═════ Data records ═════
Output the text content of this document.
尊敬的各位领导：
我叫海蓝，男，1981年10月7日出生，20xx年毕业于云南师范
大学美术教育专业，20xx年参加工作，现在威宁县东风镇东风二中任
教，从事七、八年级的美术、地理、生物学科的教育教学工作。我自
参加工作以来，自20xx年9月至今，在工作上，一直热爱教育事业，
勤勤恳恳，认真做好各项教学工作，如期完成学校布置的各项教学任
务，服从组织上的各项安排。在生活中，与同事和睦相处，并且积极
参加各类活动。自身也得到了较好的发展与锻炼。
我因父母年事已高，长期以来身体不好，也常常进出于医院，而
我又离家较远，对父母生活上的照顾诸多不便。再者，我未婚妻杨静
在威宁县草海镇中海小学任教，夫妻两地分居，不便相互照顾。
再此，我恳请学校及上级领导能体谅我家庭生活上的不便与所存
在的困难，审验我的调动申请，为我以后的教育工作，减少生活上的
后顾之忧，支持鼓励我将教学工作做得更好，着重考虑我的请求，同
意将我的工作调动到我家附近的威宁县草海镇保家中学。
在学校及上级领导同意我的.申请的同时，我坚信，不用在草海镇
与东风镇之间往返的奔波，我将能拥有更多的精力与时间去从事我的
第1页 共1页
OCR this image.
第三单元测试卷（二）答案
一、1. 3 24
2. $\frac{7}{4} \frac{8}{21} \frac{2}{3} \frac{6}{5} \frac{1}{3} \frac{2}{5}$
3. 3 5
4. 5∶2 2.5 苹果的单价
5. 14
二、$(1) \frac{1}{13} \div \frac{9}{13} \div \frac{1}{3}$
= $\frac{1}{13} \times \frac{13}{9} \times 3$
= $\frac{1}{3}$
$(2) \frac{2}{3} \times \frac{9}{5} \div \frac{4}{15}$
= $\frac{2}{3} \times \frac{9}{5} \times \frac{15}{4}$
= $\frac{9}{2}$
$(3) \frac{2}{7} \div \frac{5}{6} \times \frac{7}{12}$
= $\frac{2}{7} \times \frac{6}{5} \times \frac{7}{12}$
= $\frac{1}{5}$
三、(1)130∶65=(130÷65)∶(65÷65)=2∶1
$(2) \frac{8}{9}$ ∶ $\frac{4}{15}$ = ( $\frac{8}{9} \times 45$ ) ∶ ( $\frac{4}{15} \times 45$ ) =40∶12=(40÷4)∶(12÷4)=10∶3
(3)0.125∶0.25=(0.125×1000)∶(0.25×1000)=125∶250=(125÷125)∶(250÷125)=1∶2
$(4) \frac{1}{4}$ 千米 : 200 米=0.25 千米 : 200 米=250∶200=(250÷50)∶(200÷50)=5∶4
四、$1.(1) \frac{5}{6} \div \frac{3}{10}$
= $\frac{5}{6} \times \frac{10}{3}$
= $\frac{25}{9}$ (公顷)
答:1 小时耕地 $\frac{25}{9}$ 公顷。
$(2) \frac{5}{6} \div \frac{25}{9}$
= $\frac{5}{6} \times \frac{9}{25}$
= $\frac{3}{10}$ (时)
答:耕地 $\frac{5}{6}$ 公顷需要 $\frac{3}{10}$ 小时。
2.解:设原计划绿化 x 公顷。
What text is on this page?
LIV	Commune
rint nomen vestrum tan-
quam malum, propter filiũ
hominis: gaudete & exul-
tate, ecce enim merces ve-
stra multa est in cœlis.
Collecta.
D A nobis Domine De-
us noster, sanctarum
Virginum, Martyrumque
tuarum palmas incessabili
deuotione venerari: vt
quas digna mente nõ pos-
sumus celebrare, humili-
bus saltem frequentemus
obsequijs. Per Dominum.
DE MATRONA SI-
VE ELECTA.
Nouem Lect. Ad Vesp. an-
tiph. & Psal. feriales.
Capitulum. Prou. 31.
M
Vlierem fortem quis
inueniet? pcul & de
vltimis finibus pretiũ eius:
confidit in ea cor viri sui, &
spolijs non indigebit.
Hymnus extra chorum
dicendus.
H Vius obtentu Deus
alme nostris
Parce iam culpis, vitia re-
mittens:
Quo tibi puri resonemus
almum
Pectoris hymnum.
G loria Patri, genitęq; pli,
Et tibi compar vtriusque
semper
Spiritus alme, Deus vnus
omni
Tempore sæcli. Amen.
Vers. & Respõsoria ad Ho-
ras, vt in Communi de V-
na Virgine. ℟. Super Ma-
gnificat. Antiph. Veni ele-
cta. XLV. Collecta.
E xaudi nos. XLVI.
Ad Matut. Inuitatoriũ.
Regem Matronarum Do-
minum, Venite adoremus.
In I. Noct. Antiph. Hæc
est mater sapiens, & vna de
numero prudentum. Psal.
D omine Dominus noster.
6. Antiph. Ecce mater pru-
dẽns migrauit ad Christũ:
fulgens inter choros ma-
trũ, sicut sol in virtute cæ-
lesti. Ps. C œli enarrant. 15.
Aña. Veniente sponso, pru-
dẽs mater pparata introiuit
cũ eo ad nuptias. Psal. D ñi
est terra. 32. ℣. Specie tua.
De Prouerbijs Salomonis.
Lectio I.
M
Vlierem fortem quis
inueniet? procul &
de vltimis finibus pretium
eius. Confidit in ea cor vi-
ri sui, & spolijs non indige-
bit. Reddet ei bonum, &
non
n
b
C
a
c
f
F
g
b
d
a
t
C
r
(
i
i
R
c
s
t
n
═════
> _Exercise details_: Each line holding "alme" must be found and copied.

> _Solution for this task_:
alme nostris
Spiritus alme, Deus vnus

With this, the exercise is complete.